_Stated exercise:_
Exact repetition is required: output every record in full.
——
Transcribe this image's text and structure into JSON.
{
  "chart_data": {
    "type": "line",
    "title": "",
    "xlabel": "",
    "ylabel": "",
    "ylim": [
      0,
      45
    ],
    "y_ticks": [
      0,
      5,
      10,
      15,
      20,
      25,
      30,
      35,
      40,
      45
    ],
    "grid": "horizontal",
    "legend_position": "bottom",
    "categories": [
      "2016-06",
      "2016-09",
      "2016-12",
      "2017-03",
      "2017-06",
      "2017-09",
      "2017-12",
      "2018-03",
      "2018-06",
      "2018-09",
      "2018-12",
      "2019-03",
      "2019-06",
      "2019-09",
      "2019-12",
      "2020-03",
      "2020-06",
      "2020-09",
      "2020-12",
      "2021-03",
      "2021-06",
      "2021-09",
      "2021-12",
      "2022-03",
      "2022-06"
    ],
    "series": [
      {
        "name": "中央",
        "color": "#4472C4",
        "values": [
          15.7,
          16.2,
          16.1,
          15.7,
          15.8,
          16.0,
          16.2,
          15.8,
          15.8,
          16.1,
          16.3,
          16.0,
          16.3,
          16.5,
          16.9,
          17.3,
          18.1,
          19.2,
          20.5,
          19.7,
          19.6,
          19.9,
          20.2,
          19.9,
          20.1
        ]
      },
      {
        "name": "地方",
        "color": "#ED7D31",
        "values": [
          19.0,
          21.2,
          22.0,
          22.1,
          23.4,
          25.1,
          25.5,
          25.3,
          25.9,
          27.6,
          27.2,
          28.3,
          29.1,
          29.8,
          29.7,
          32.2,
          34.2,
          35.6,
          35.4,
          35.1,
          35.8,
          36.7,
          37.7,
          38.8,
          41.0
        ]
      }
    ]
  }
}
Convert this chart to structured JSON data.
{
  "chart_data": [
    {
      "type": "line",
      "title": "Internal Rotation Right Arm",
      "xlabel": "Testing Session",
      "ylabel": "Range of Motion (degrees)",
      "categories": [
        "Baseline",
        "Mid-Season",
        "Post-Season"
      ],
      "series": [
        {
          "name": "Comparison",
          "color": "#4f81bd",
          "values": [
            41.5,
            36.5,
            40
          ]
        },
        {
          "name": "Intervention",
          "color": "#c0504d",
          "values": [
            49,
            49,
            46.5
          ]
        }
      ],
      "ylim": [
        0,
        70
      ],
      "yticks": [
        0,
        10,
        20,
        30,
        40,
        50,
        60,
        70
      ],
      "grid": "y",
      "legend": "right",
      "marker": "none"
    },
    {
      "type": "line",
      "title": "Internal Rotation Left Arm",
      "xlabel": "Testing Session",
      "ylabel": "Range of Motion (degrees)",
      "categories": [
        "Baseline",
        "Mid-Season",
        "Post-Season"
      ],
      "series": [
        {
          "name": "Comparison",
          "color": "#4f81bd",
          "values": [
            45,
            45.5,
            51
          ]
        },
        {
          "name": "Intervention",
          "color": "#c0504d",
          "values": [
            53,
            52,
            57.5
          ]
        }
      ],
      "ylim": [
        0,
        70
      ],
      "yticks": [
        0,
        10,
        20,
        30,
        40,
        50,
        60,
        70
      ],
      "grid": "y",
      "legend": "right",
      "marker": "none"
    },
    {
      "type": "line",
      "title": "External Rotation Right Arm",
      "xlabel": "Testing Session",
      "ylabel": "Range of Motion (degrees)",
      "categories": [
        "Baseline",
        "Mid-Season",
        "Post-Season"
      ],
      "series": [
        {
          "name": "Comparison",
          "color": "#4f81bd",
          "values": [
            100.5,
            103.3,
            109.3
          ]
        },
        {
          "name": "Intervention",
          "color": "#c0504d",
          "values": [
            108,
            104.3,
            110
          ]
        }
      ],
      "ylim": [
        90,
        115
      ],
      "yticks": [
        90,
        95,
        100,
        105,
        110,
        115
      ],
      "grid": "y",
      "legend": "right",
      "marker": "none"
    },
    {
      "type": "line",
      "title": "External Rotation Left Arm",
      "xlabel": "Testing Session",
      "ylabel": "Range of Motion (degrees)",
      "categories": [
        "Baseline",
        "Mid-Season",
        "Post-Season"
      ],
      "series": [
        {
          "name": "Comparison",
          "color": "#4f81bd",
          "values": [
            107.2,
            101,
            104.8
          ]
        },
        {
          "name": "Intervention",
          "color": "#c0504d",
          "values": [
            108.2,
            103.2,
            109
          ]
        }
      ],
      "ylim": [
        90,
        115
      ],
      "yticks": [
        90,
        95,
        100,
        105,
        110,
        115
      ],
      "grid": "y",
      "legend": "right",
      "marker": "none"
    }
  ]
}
——
_Expected output:_
Transcribe this image's text and structure into JSON.
{
  "chart_data": {
    "type": "line",
    "title": "",
    "xlabel": "",
    "ylabel": "",
    "ylim": [
      0,
      45
    ],
    "y_ticks": [
      0,
      5,
      10,
      15,
      20,
      25,
      30,
      35,
      40,
      45
    ],
    "grid": "horizontal",
    "legend_position": "bottom",
    "categories": [
      "2016-06",
      "2016-09",
      "2016-12",
      "2017-03",
      "2017-06",
      "2017-09",
      "2017-12",
      "2018-03",
      "2018-06",
      "2018-09",
      "2018-12",
      "2019-03",
      "2019-06",
      "2019-09",
      "2019-12",
      "2020-03",
      "2020-06",
      "2020-09",
      "2020-12",
      "2021-03",
      "2021-06",
      "2021-09",
      "2021-12",
      "2022-03",
      "2022-06"
    ],
    "series": [
      {
        "name": "中央",
        "color": "#4472C4",
        "values": [
          15.7,
          16.2,
          16.1,
          15.7,
          15.8,
          16.0,
          16.2,
          15.8,
          15.8,
          16.1,
          16.3,
          16.0,
          16.3,
          16.5,
          16.9,
          17.3,
          18.1,
          19.2,
          20.5,
          19.7,
          19.6,
          19.9,
          20.2,
          19.9,
          20.1
        ]
      },
      {
        "name": "地方",
        "color": "#ED7D31",
        "values": [
          19.0,
          21.2,
          22.0,
          22.1,
          23.4,
          25.1,
          25.5,
          25.3,
          25.9,
          27.6,
          27.2,
          28.3,
          29.1,
          29.8,
          29.7,
          32.2,
          34.2,
          35.6,
          35.4,
          35.1,
          35.8,
          36.7,
          37.7,
          38.8,
          41.0
        ]
      }
    ]
  }
}
Convert this chart to structured JSON data.
{
  "chart_data": [
    {
      "type": "line",
      "title": "Internal Rotation Right Arm",
      "xlabel": "Testing Session",
      "ylabel": "Range of Motion (degrees)",
      "categories": [
        "Baseline",
        "Mid-Season",
        "Post-Season"
      ],
      "series": [
        {
          "name": "Comparison",
          "color": "#4f81bd",
          "values": [
            41.5,
            36.5,
            40
          ]
        },
        {
          "name": "Intervention",
          "color": "#c0504d",
          "values": [
            49,
            49,
            46.5
          ]
        }
      ],
      "ylim": [
        0,
        70
      ],
      "yticks": [
        0,
        10,
        20,
        30,
        40,
        50,
        60,
        70
      ],
      "grid": "y",
      "legend": "right",
      "marker": "none"
    },
    {
      "type": "line",
      "title": "Internal Rotation Left Arm",
      "xlabel": "Testing Session",
      "ylabel": "Range of Motion (degrees)",
      "categories": [
        "Baseline",
        "Mid-Season",
        "Post-Season"
      ],
      "series": [
        {
          "name": "Comparison",
          "color": "#4f81bd",
          "values": [
            45,
            45.5,
            51
          ]
        },
        {
          "name": "Intervention",
          "color": "#c0504d",
          "values": [
            53,
            52,
            57.5
          ]
        }
      ],
      "ylim": [
        0,
        70
      ],
      "yticks": [
        0,
        10,
        20,
        30,
        40,
        50,
        60,
        70
      ],
      "grid": "y",
      "legend": "right",
      "marker": "none"
    },
    {
      "type": "line",
      "title": "External Rotation Right Arm",
      "xlabel": "Testing Session",
      "ylabel": "Range of Motion (degrees)",
      "categories": [
        "Baseline",
        "Mid-Season",
        "Post-Season"
      ],
      "series": [
        {
          "name": "Comparison",
          "color": "#4f81bd",
          "values": [
            100.5,
            103.3,
            109.3
          ]
        },
        {
          "name": "Intervention",
          "color": "#c0504d",
          "values": [
            108,
            104.3,
            110
          ]
        }
      ],
      "ylim": [
        90,
        115
      ],
      "yticks": [
        90,
        95,
        100,
        105,
        110,
        115
      ],
      "grid": "y",
      "legend": "right",
      "marker": "none"
    },
    {
      "type": "line",
      "title": "External Rotation Left Arm",
      "xlabel": "Testing Session",
      "ylabel": "Range of Motion (degrees)",
      "categories": [
        "Baseline",
        "Mid-Season",
        "Post-Season"
      ],
      "series": [
        {
          "name": "Comparison",
          "color": "#4f81bd",
          "values": [
            107.2,
            101,
            104.8
          ]
        },
        {
          "name": "Intervention",
          "color": "#c0504d",
          "values": [
            108.2,
            103.2,
            109
          ]
        }
      ],
      "ylim": [
        90,
        115
      ],
      "yticks": [
        90,
        95,
        100,
        105,
        110,
        115
      ],
      "grid": "y",
      "legend": "right",
      "marker": "none"
    }
  ]
}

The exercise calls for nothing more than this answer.